• **Problem to solve**
Using the records that follow, copy every line containing the word "President".
===== Listed entries
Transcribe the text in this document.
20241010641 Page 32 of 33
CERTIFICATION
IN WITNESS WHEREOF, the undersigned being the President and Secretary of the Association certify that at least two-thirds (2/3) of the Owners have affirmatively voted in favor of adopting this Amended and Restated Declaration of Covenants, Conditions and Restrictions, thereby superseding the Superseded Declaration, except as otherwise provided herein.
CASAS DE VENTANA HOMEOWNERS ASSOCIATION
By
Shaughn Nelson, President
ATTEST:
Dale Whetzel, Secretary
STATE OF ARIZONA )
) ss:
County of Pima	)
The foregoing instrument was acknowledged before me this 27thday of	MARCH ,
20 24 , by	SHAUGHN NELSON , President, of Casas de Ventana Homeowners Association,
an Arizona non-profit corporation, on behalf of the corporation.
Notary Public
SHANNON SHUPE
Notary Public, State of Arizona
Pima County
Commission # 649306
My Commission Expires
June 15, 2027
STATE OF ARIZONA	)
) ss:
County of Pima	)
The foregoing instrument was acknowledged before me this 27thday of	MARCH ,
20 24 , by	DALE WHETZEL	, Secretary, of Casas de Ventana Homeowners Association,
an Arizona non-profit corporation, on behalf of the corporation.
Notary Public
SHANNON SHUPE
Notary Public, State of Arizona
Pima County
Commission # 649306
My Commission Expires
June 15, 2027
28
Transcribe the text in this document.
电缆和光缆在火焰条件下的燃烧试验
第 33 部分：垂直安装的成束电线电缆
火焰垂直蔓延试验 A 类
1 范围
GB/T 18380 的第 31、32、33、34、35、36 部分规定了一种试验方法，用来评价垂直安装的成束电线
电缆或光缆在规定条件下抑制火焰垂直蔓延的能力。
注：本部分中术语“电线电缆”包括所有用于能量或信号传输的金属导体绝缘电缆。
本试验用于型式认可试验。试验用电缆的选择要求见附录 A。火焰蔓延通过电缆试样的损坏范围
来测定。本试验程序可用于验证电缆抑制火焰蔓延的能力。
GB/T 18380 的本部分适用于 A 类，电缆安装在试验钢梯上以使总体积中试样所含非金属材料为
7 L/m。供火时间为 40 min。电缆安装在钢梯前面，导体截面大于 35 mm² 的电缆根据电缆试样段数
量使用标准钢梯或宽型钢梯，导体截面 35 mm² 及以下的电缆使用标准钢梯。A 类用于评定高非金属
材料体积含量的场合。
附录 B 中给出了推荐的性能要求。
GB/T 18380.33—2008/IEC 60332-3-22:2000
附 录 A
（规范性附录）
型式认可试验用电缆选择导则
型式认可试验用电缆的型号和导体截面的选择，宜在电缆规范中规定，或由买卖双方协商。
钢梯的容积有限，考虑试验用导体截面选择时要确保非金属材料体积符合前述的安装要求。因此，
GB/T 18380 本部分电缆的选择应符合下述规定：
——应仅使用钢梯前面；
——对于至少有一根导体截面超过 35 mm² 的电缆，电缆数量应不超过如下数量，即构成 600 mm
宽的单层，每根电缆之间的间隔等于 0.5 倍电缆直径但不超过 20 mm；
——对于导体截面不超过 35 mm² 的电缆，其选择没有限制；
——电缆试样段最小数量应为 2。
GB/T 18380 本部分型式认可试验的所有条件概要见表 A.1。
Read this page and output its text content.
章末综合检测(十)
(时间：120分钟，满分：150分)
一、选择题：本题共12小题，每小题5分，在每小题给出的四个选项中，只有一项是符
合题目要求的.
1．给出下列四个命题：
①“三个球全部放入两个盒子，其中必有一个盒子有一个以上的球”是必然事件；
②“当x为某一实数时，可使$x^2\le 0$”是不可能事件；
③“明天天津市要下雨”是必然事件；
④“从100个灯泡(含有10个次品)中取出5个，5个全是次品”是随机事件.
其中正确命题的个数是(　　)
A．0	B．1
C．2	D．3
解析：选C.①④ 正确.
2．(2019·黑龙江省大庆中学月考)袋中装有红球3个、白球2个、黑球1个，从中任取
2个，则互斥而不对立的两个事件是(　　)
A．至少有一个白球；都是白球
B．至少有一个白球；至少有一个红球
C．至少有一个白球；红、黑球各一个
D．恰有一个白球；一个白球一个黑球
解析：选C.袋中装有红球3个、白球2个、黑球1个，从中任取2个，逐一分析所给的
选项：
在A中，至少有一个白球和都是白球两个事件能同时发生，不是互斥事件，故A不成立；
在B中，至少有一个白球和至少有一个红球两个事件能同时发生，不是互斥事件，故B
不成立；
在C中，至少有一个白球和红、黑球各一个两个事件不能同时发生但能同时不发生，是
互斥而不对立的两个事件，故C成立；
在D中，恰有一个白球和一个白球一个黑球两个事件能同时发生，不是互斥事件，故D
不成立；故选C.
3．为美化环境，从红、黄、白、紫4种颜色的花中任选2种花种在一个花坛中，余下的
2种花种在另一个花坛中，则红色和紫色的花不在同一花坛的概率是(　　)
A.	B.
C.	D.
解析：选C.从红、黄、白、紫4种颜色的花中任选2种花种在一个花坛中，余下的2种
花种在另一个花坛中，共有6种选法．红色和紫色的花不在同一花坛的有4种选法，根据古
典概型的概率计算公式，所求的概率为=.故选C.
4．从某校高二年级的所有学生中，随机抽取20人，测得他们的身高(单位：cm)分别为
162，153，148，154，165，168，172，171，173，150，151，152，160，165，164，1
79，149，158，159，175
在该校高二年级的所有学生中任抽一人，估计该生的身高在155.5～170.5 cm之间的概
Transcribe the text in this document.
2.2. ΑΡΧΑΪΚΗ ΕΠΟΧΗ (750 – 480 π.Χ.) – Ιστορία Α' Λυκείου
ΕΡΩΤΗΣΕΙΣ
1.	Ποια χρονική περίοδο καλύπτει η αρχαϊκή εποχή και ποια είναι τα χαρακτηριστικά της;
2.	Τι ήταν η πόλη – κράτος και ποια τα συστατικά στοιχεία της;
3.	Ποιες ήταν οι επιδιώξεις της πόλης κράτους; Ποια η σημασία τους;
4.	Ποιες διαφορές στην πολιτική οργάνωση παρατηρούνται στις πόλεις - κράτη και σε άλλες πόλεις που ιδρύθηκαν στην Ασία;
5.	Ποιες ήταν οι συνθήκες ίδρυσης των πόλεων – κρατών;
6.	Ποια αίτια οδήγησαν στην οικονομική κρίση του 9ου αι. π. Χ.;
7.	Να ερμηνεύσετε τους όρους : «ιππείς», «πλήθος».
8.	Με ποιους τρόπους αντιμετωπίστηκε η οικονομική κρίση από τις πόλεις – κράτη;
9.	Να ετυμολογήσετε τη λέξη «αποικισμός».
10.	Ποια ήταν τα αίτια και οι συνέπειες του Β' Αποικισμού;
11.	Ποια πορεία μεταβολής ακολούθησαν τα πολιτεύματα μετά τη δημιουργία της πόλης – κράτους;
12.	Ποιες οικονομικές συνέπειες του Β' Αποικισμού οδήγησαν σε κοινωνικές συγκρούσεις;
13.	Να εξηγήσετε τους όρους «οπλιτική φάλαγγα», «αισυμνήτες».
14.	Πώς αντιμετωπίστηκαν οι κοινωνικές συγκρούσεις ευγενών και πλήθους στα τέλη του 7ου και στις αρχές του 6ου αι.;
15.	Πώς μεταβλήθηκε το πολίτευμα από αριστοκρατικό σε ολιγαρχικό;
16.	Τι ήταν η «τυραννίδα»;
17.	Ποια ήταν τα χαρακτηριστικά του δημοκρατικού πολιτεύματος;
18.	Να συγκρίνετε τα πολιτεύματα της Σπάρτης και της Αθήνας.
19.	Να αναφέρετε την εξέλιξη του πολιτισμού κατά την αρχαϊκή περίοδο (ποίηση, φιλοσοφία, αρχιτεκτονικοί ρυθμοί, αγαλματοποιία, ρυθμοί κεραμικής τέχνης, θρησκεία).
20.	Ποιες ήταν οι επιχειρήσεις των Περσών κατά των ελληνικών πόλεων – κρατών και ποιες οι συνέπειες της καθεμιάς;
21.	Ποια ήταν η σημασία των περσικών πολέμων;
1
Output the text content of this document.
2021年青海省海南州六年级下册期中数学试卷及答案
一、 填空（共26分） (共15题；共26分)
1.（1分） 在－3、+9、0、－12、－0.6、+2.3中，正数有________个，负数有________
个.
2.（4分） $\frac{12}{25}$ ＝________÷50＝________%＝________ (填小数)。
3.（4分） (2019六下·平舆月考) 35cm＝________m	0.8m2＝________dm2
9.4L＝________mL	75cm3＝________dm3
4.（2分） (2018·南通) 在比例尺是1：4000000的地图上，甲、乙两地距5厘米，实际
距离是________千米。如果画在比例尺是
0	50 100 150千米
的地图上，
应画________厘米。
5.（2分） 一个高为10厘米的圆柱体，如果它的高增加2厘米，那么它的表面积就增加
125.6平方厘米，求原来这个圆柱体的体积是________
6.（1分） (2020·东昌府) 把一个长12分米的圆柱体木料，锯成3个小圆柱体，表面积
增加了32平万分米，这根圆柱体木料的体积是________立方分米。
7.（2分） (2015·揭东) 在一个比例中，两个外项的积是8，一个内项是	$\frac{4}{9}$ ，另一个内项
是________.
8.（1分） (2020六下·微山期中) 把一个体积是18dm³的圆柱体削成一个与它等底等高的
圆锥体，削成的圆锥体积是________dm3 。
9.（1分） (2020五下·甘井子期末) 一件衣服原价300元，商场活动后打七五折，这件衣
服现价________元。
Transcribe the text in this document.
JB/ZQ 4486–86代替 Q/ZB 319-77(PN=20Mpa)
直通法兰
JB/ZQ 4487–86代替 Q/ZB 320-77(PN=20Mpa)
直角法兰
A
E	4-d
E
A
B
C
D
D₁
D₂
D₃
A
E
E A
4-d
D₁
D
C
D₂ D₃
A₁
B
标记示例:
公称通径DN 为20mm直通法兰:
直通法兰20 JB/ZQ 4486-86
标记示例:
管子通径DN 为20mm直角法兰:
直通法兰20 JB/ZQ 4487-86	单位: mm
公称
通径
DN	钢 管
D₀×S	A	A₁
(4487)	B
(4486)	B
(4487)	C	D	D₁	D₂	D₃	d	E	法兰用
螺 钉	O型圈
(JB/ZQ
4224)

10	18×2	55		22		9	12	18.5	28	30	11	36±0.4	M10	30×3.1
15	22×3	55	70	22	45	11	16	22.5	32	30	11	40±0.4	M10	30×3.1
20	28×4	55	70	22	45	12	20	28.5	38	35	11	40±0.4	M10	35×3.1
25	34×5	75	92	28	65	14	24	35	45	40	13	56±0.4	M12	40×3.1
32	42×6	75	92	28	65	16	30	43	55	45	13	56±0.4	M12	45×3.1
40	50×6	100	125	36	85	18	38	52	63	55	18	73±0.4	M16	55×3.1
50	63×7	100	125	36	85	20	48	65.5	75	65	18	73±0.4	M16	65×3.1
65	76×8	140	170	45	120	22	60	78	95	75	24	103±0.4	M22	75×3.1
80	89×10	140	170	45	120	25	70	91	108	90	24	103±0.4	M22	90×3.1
==========
• **Full solution**
IN WITNESS WHEREOF, the undersigned being the President and Secretary of the Association certify that at least two-thirds (2/3) of the Owners have affirmatively voted in favor of adopting this Amended and Restated Declaration of Covenants, Conditions and Restrictions, thereby superseding the Superseded Declaration, except as otherwise provided herein.
Shaughn Nelson, President
20 24 , by	SHAUGHN NELSON , President, of Casas de Ventana Homeowners Association,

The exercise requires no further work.